(Items listed in a dataset)
|---|
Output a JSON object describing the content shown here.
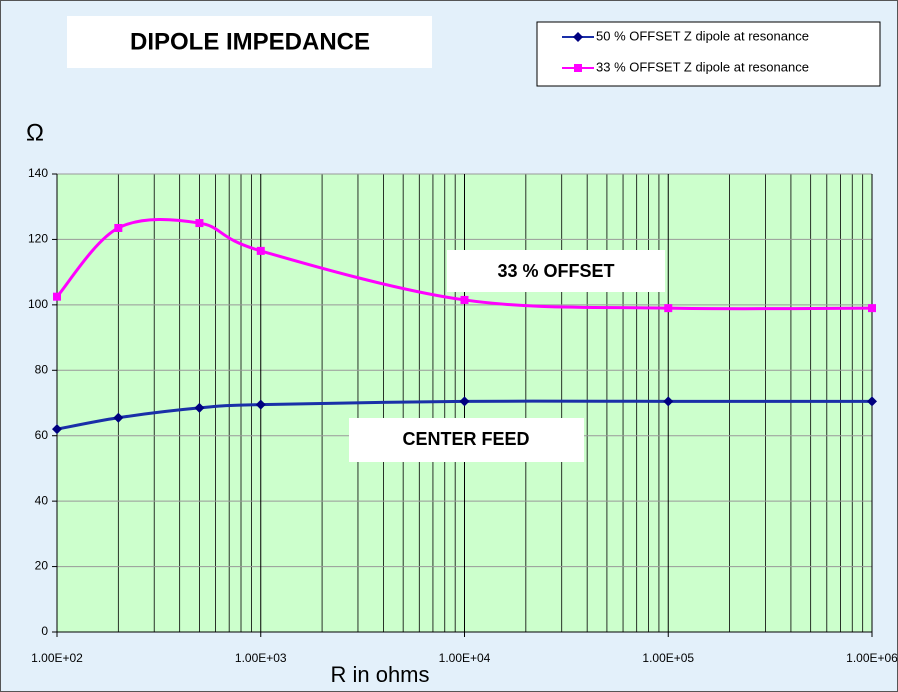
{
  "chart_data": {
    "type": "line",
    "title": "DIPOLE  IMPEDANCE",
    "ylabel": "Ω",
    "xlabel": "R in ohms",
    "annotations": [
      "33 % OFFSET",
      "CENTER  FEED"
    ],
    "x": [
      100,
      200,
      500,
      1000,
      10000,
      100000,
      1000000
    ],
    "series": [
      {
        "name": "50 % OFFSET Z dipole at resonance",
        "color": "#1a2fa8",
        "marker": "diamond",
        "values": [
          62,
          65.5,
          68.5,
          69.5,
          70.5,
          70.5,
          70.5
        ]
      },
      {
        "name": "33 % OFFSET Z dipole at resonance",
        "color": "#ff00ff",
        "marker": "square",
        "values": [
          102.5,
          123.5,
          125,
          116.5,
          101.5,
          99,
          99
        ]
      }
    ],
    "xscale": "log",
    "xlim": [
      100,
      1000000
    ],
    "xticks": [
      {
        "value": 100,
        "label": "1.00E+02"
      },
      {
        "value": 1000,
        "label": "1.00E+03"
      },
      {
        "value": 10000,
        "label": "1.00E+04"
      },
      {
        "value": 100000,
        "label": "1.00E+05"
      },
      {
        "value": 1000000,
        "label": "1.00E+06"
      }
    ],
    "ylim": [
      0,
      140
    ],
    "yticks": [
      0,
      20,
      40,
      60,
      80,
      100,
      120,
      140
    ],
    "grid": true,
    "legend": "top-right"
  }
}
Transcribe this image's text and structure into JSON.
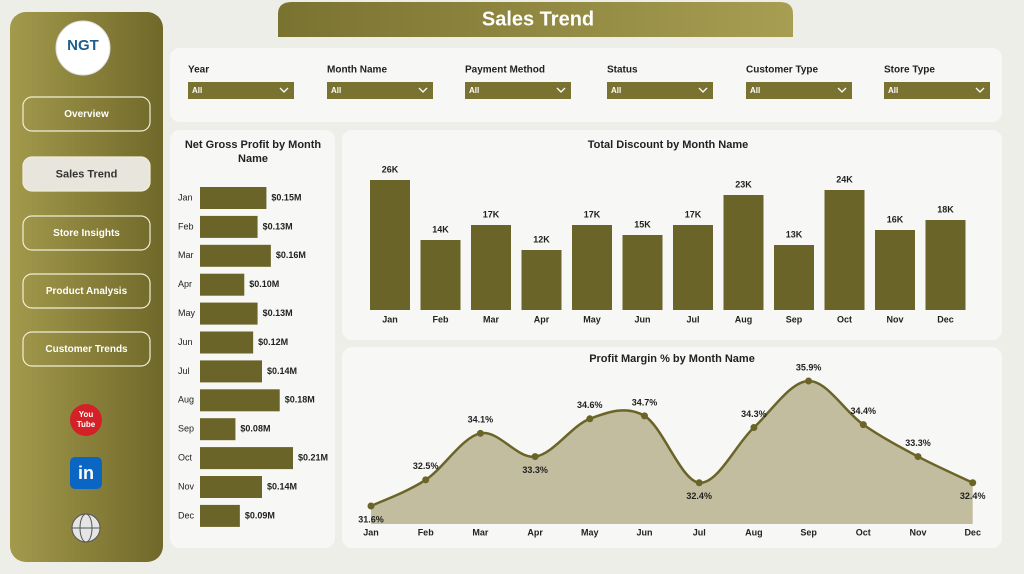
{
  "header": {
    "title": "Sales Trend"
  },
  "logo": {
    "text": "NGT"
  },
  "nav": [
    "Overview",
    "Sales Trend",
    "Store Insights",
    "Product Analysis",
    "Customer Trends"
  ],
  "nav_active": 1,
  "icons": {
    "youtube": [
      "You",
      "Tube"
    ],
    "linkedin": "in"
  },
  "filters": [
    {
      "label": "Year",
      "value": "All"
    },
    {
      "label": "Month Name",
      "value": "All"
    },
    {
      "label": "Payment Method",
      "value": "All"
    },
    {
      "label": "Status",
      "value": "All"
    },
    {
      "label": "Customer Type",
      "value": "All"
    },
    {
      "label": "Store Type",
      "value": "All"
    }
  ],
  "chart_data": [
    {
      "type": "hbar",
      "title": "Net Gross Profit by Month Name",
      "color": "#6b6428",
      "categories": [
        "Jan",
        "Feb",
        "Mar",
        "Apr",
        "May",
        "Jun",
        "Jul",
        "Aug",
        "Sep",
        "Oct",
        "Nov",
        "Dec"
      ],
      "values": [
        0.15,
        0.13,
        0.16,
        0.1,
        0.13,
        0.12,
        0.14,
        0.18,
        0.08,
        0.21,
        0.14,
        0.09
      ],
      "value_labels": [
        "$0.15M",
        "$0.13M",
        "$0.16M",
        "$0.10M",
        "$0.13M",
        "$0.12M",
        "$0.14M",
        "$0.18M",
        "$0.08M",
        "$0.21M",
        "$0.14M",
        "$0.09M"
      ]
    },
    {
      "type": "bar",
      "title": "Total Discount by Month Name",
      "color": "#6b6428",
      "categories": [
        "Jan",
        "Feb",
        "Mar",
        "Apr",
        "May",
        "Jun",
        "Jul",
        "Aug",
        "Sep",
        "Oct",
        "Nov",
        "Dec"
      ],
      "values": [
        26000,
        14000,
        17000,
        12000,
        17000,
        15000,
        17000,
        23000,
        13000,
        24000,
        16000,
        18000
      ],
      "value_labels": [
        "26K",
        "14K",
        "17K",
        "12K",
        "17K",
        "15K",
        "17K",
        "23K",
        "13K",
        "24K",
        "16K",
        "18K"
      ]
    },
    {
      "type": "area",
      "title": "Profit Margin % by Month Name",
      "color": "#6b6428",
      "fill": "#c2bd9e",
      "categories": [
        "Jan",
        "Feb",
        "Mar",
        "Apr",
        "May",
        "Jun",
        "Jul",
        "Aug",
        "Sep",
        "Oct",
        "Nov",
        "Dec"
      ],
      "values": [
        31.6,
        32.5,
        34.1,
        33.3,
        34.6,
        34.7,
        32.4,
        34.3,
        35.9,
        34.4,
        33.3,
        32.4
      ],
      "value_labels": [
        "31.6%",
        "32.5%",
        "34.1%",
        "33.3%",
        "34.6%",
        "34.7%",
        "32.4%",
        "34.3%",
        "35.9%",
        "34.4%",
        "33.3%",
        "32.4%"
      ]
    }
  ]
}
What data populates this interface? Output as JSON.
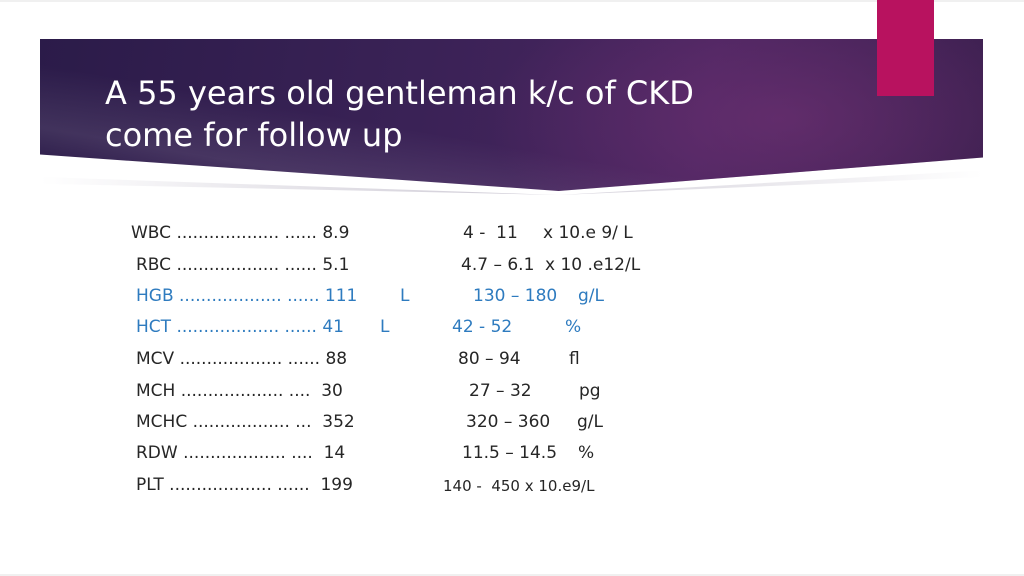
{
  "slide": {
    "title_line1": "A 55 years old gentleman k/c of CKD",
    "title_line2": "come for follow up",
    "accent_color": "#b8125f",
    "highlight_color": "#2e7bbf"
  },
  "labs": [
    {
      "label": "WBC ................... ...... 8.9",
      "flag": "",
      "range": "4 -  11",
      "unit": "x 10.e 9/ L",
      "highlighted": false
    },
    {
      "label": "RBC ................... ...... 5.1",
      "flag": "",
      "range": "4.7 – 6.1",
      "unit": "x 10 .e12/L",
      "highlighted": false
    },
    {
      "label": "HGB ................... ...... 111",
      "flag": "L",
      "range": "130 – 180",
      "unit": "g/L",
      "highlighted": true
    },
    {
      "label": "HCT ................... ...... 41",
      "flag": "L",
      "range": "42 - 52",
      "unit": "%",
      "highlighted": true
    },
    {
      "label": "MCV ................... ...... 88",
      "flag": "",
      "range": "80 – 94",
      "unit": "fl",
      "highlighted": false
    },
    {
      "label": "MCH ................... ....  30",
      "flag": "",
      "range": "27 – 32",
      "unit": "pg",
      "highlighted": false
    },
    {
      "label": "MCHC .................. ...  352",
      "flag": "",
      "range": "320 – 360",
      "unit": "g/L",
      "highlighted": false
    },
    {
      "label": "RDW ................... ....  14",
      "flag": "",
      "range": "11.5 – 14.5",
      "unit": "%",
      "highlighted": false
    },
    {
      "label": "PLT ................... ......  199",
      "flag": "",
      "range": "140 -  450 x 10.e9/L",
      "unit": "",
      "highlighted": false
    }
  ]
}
|---|
> TASK TO CARRY OUT: The records above should be reproduced exactly, with no pictures included.

> WORKED ANSWER:
Output a JSON object describing the content shown here.
{
  "chart_data": {
    "type": "line",
    "title": "DIPOLE  IMPEDANCE",
    "ylabel": "Ω",
    "xlabel": "R in ohms",
    "annotations": [
      "33 % OFFSET",
      "CENTER  FEED"
    ],
    "x": [
      100,
      200,
      500,
      1000,
      10000,
      100000,
      1000000
    ],
    "series": [
      {
        "name": "50 % OFFSET Z dipole at resonance",
        "color": "#1a2fa8",
        "marker": "diamond",
        "values": [
          62,
          65.5,
          68.5,
          69.5,
          70.5,
          70.5,
          70.5
        ]
      },
      {
        "name": "33 % OFFSET Z dipole at resonance",
        "color": "#ff00ff",
        "marker": "square",
        "values": [
          102.5,
          123.5,
          125,
          116.5,
          101.5,
          99,
          99
        ]
      }
    ],
    "xscale": "log",
    "xlim": [
      100,
      1000000
    ],
    "xticks": [
      {
        "value": 100,
        "label": "1.00E+02"
      },
      {
        "value": 1000,
        "label": "1.00E+03"
      },
      {
        "value": 10000,
        "label": "1.00E+04"
      },
      {
        "value": 100000,
        "label": "1.00E+05"
      },
      {
        "value": 1000000,
        "label": "1.00E+06"
      }
    ],
    "ylim": [
      0,
      140
    ],
    "yticks": [
      0,
      20,
      40,
      60,
      80,
      100,
      120,
      140
    ],
    "grid": true,
    "legend": "top-right"
  }
}
Transcribe this image's text and structure into JSON.
{
  "header": {
    "title": "Sales Trend"
  },
  "logo": {
    "text": "NGT"
  },
  "nav": [
    "Overview",
    "Sales Trend",
    "Store Insights",
    "Product Analysis",
    "Customer Trends"
  ],
  "nav_active": 1,
  "icons": {
    "youtube": [
      "You",
      "Tube"
    ],
    "linkedin": "in"
  },
  "filters": [
    {
      "label": "Year",
      "value": "All"
    },
    {
      "label": "Month Name",
      "value": "All"
    },
    {
      "label": "Payment Method",
      "value": "All"
    },
    {
      "label": "Status",
      "value": "All"
    },
    {
      "label": "Customer Type",
      "value": "All"
    },
    {
      "label": "Store Type",
      "value": "All"
    }
  ],
  "chart_data": [
    {
      "type": "hbar",
      "title": "Net Gross Profit by Month Name",
      "color": "#6b6428",
      "categories": [
        "Jan",
        "Feb",
        "Mar",
        "Apr",
        "May",
        "Jun",
        "Jul",
        "Aug",
        "Sep",
        "Oct",
        "Nov",
        "Dec"
      ],
      "values": [
        0.15,
        0.13,
        0.16,
        0.1,
        0.13,
        0.12,
        0.14,
        0.18,
        0.08,
        0.21,
        0.14,
        0.09
      ],
      "value_labels": [
        "$0.15M",
        "$0.13M",
        "$0.16M",
        "$0.10M",
        "$0.13M",
        "$0.12M",
        "$0.14M",
        "$0.18M",
        "$0.08M",
        "$0.21M",
        "$0.14M",
        "$0.09M"
      ]
    },
    {
      "type": "bar",
      "title": "Total Discount by Month Name",
      "color": "#6b6428",
      "categories": [
        "Jan",
        "Feb",
        "Mar",
        "Apr",
        "May",
        "Jun",
        "Jul",
        "Aug",
        "Sep",
        "Oct",
        "Nov",
        "Dec"
      ],
      "values": [
        26000,
        14000,
        17000,
        12000,
        17000,
        15000,
        17000,
        23000,
        13000,
        24000,
        16000,
        18000
      ],
      "value_labels": [
        "26K",
        "14K",
        "17K",
        "12K",
        "17K",
        "15K",
        "17K",
        "23K",
        "13K",
        "24K",
        "16K",
        "18K"
      ]
    },
    {
      "type": "area",
      "title": "Profit Margin % by Month Name",
      "color": "#6b6428",
      "fill": "#c2bd9e",
      "categories": [
        "Jan",
        "Feb",
        "Mar",
        "Apr",
        "May",
        "Jun",
        "Jul",
        "Aug",
        "Sep",
        "Oct",
        "Nov",
        "Dec"
      ],
      "values": [
        31.6,
        32.5,
        34.1,
        33.3,
        34.6,
        34.7,
        32.4,
        34.3,
        35.9,
        34.4,
        33.3,
        32.4
      ],
      "value_labels": [
        "31.6%",
        "32.5%",
        "34.1%",
        "33.3%",
        "34.6%",
        "34.7%",
        "32.4%",
        "34.3%",
        "35.9%",
        "34.4%",
        "33.3%",
        "32.4%"
      ]
    }
  ]
}
What data populates this interface? Output as JSON.
{
  "slide": {
    "title_line1": "A 55 years old gentleman k/c of CKD",
    "title_line2": "come for follow up",
    "accent_color": "#b8125f",
    "highlight_color": "#2e7bbf"
  },
  "labs": [
    {
      "label": "WBC ................... ...... 8.9",
      "flag": "",
      "range": "4 -  11",
      "unit": "x 10.e 9/ L",
      "highlighted": false
    },
    {
      "label": "RBC ................... ...... 5.1",
      "flag": "",
      "range": "4.7 – 6.1",
      "unit": "x 10 .e12/L",
      "highlighted": false
    },
    {
      "label": "HGB ................... ...... 111",
      "flag": "L",
      "range": "130 – 180",
      "unit": "g/L",
      "highlighted": true
    },
    {
      "label": "HCT ................... ...... 41",
      "flag": "L",
      "range": "42 - 52",
      "unit": "%",
      "highlighted": true
    },
    {
      "label": "MCV ................... ...... 88",
      "flag": "",
      "range": "80 – 94",
      "unit": "fl",
      "highlighted": false
    },
    {
      "label": "MCH ................... ....  30",
      "flag": "",
      "range": "27 – 32",
      "unit": "pg",
      "highlighted": false
    },
    {
      "label": "MCHC .................. ...  352",
      "flag": "",
      "range": "320 – 360",
      "unit": "g/L",
      "highlighted": false
    },
    {
      "label": "RDW ................... ....  14",
      "flag": "",
      "range": "11.5 – 14.5",
      "unit": "%",
      "highlighted": false
    },
    {
      "label": "PLT ................... ......  199",
      "flag": "",
      "range": "140 -  450 x 10.e9/L",
      "unit": "",
      "highlighted": false
    }
  ]
}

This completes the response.